>> start Stored rows
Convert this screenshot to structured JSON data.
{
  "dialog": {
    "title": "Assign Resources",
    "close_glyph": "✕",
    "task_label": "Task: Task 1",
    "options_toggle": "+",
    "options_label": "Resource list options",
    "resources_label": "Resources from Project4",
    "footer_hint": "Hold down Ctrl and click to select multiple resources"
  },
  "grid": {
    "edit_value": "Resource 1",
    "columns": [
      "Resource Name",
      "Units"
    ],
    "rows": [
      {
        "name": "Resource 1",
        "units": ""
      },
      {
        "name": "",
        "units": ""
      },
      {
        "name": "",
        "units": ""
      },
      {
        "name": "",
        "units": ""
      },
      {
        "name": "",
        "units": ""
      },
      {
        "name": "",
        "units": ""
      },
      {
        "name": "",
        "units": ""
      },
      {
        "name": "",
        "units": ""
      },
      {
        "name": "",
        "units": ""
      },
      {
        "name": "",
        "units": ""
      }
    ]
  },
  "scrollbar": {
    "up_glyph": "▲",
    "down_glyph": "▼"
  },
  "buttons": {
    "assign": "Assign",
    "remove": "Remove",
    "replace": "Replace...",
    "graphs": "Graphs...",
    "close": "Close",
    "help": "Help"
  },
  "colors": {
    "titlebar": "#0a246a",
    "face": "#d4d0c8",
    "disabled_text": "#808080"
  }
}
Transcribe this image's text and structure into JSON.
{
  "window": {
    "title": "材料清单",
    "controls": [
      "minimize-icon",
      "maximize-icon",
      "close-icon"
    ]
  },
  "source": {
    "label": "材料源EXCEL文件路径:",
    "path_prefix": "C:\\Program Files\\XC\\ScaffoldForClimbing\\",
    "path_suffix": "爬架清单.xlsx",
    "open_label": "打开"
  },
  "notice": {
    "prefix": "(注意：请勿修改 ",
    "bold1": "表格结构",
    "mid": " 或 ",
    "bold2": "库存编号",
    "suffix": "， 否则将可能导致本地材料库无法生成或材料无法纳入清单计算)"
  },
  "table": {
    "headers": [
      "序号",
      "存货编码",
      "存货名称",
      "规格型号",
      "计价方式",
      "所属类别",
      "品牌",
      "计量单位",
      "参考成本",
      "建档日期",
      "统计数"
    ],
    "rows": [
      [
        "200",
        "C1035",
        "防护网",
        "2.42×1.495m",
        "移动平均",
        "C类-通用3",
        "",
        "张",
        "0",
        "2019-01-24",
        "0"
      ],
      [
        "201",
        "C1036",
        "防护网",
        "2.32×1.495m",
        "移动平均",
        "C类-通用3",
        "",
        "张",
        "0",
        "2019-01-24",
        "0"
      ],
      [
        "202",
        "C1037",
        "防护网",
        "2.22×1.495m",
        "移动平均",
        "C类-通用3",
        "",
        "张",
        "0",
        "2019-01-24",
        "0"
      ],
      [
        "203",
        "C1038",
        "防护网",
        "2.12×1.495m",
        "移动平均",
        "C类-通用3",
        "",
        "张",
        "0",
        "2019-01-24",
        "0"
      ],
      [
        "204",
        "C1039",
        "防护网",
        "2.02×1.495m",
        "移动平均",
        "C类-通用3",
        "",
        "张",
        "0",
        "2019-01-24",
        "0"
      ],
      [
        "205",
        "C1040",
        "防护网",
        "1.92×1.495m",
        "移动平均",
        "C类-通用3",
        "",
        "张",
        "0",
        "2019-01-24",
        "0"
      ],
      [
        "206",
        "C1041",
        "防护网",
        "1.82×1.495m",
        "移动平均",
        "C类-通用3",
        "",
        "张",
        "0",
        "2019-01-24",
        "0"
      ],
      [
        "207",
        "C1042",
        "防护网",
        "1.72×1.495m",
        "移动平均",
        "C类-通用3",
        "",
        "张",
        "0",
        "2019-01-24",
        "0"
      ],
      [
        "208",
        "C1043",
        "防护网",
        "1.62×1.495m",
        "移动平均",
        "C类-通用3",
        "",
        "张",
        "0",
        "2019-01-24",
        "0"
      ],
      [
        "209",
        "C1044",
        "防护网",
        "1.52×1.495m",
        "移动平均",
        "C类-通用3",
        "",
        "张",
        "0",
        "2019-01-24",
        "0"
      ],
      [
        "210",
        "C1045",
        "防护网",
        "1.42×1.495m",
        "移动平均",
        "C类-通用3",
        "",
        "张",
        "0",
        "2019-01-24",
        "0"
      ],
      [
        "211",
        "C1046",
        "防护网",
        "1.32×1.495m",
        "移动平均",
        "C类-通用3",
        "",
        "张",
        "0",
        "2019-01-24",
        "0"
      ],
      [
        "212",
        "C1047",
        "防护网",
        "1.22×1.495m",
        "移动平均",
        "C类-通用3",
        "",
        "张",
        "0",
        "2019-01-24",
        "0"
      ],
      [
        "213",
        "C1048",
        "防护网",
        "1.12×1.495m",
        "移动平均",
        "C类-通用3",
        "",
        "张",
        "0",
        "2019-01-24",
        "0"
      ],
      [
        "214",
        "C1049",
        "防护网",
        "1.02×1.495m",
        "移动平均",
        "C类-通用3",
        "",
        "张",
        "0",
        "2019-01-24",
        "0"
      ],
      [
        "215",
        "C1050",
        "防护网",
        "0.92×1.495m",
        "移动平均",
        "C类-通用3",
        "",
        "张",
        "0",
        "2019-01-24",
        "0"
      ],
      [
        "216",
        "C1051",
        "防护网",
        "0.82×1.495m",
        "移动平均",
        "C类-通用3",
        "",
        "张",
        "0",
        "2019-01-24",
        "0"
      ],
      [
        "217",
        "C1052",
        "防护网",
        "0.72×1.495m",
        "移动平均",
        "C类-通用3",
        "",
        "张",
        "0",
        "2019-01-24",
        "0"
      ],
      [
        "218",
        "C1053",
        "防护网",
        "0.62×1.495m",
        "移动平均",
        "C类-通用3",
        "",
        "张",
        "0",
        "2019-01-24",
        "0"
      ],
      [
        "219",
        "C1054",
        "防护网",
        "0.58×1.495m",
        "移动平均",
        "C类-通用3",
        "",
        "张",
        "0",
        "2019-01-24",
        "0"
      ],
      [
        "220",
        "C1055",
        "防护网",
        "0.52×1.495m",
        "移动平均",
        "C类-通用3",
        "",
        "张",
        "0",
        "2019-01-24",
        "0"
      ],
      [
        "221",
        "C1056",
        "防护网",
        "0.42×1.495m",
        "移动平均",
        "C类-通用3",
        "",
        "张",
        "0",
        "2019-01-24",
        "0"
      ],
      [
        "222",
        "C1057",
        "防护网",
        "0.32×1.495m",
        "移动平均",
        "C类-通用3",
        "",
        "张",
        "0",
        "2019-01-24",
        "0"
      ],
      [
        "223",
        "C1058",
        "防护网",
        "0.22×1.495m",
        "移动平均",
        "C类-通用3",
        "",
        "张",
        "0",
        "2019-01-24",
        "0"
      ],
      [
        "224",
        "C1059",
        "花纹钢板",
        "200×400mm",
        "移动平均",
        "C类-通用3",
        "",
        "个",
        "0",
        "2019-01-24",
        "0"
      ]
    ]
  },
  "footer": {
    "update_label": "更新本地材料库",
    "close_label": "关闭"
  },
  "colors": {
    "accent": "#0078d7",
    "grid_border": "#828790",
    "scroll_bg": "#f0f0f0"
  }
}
>> end Stored rows
Task requirements → Using the data above, reproduce every line exactly.

Exercise response →
Convert this screenshot to structured JSON data.
{
  "dialog": {
    "title": "Assign Resources",
    "close_glyph": "✕",
    "task_label": "Task: Task 1",
    "options_toggle": "+",
    "options_label": "Resource list options",
    "resources_label": "Resources from Project4",
    "footer_hint": "Hold down Ctrl and click to select multiple resources"
  },
  "grid": {
    "edit_value": "Resource 1",
    "columns": [
      "Resource Name",
      "Units"
    ],
    "rows": [
      {
        "name": "Resource 1",
        "units": ""
      },
      {
        "name": "",
        "units": ""
      },
      {
        "name": "",
        "units": ""
      },
      {
        "name": "",
        "units": ""
      },
      {
        "name": "",
        "units": ""
      },
      {
        "name": "",
        "units": ""
      },
      {
        "name": "",
        "units": ""
      },
      {
        "name": "",
        "units": ""
      },
      {
        "name": "",
        "units": ""
      },
      {
        "name": "",
        "units": ""
      }
    ]
  },
  "scrollbar": {
    "up_glyph": "▲",
    "down_glyph": "▼"
  },
  "buttons": {
    "assign": "Assign",
    "remove": "Remove",
    "replace": "Replace...",
    "graphs": "Graphs...",
    "close": "Close",
    "help": "Help"
  },
  "colors": {
    "titlebar": "#0a246a",
    "face": "#d4d0c8",
    "disabled_text": "#808080"
  }
}
Transcribe this image's text and structure into JSON.
{
  "window": {
    "title": "材料清单",
    "controls": [
      "minimize-icon",
      "maximize-icon",
      "close-icon"
    ]
  },
  "source": {
    "label": "材料源EXCEL文件路径:",
    "path_prefix": "C:\\Program Files\\XC\\ScaffoldForClimbing\\",
    "path_suffix": "爬架清单.xlsx",
    "open_label": "打开"
  },
  "notice": {
    "prefix": "(注意：请勿修改 ",
    "bold1": "表格结构",
    "mid": " 或 ",
    "bold2": "库存编号",
    "suffix": "， 否则将可能导致本地材料库无法生成或材料无法纳入清单计算)"
  },
  "table": {
    "headers": [
      "序号",
      "存货编码",
      "存货名称",
      "规格型号",
      "计价方式",
      "所属类别",
      "品牌",
      "计量单位",
      "参考成本",
      "建档日期",
      "统计数"
    ],
    "rows": [
      [
        "200",
        "C1035",
        "防护网",
        "2.42×1.495m",
        "移动平均",
        "C类-通用3",
        "",
        "张",
        "0",
        "2019-01-24",
        "0"
      ],
      [
        "201",
        "C1036",
        "防护网",
        "2.32×1.495m",
        "移动平均",
        "C类-通用3",
        "",
        "张",
        "0",
        "2019-01-24",
        "0"
      ],
      [
        "202",
        "C1037",
        "防护网",
        "2.22×1.495m",
        "移动平均",
        "C类-通用3",
        "",
        "张",
        "0",
        "2019-01-24",
        "0"
      ],
      [
        "203",
        "C1038",
        "防护网",
        "2.12×1.495m",
        "移动平均",
        "C类-通用3",
        "",
        "张",
        "0",
        "2019-01-24",
        "0"
      ],
      [
        "204",
        "C1039",
        "防护网",
        "2.02×1.495m",
        "移动平均",
        "C类-通用3",
        "",
        "张",
        "0",
        "2019-01-24",
        "0"
      ],
      [
        "205",
        "C1040",
        "防护网",
        "1.92×1.495m",
        "移动平均",
        "C类-通用3",
        "",
        "张",
        "0",
        "2019-01-24",
        "0"
      ],
      [
        "206",
        "C1041",
        "防护网",
        "1.82×1.495m",
        "移动平均",
        "C类-通用3",
        "",
        "张",
        "0",
        "2019-01-24",
        "0"
      ],
      [
        "207",
        "C1042",
        "防护网",
        "1.72×1.495m",
        "移动平均",
        "C类-通用3",
        "",
        "张",
        "0",
        "2019-01-24",
        "0"
      ],
      [
        "208",
        "C1043",
        "防护网",
        "1.62×1.495m",
        "移动平均",
        "C类-通用3",
        "",
        "张",
        "0",
        "2019-01-24",
        "0"
      ],
      [
        "209",
        "C1044",
        "防护网",
        "1.52×1.495m",
        "移动平均",
        "C类-通用3",
        "",
        "张",
        "0",
        "2019-01-24",
        "0"
      ],
      [
        "210",
        "C1045",
        "防护网",
        "1.42×1.495m",
        "移动平均",
        "C类-通用3",
        "",
        "张",
        "0",
        "2019-01-24",
        "0"
      ],
      [
        "211",
        "C1046",
        "防护网",
        "1.32×1.495m",
        "移动平均",
        "C类-通用3",
        "",
        "张",
        "0",
        "2019-01-24",
        "0"
      ],
      [
        "212",
        "C1047",
        "防护网",
        "1.22×1.495m",
        "移动平均",
        "C类-通用3",
        "",
        "张",
        "0",
        "2019-01-24",
        "0"
      ],
      [
        "213",
        "C1048",
        "防护网",
        "1.12×1.495m",
        "移动平均",
        "C类-通用3",
        "",
        "张",
        "0",
        "2019-01-24",
        "0"
      ],
      [
        "214",
        "C1049",
        "防护网",
        "1.02×1.495m",
        "移动平均",
        "C类-通用3",
        "",
        "张",
        "0",
        "2019-01-24",
        "0"
      ],
      [
        "215",
        "C1050",
        "防护网",
        "0.92×1.495m",
        "移动平均",
        "C类-通用3",
        "",
        "张",
        "0",
        "2019-01-24",
        "0"
      ],
      [
        "216",
        "C1051",
        "防护网",
        "0.82×1.495m",
        "移动平均",
        "C类-通用3",
        "",
        "张",
        "0",
        "2019-01-24",
        "0"
      ],
      [
        "217",
        "C1052",
        "防护网",
        "0.72×1.495m",
        "移动平均",
        "C类-通用3",
        "",
        "张",
        "0",
        "2019-01-24",
        "0"
      ],
      [
        "218",
        "C1053",
        "防护网",
        "0.62×1.495m",
        "移动平均",
        "C类-通用3",
        "",
        "张",
        "0",
        "2019-01-24",
        "0"
      ],
      [
        "219",
        "C1054",
        "防护网",
        "0.58×1.495m",
        "移动平均",
        "C类-通用3",
        "",
        "张",
        "0",
        "2019-01-24",
        "0"
      ],
      [
        "220",
        "C1055",
        "防护网",
        "0.52×1.495m",
        "移动平均",
        "C类-通用3",
        "",
        "张",
        "0",
        "2019-01-24",
        "0"
      ],
      [
        "221",
        "C1056",
        "防护网",
        "0.42×1.495m",
        "移动平均",
        "C类-通用3",
        "",
        "张",
        "0",
        "2019-01-24",
        "0"
      ],
      [
        "222",
        "C1057",
        "防护网",
        "0.32×1.495m",
        "移动平均",
        "C类-通用3",
        "",
        "张",
        "0",
        "2019-01-24",
        "0"
      ],
      [
        "223",
        "C1058",
        "防护网",
        "0.22×1.495m",
        "移动平均",
        "C类-通用3",
        "",
        "张",
        "0",
        "2019-01-24",
        "0"
      ],
      [
        "224",
        "C1059",
        "花纹钢板",
        "200×400mm",
        "移动平均",
        "C类-通用3",
        "",
        "个",
        "0",
        "2019-01-24",
        "0"
      ]
    ]
  },
  "footer": {
    "update_label": "更新本地材料库",
    "close_label": "关闭"
  },
  "colors": {
    "accent": "#0078d7",
    "grid_border": "#828790",
    "scroll_bg": "#f0f0f0"
  }
}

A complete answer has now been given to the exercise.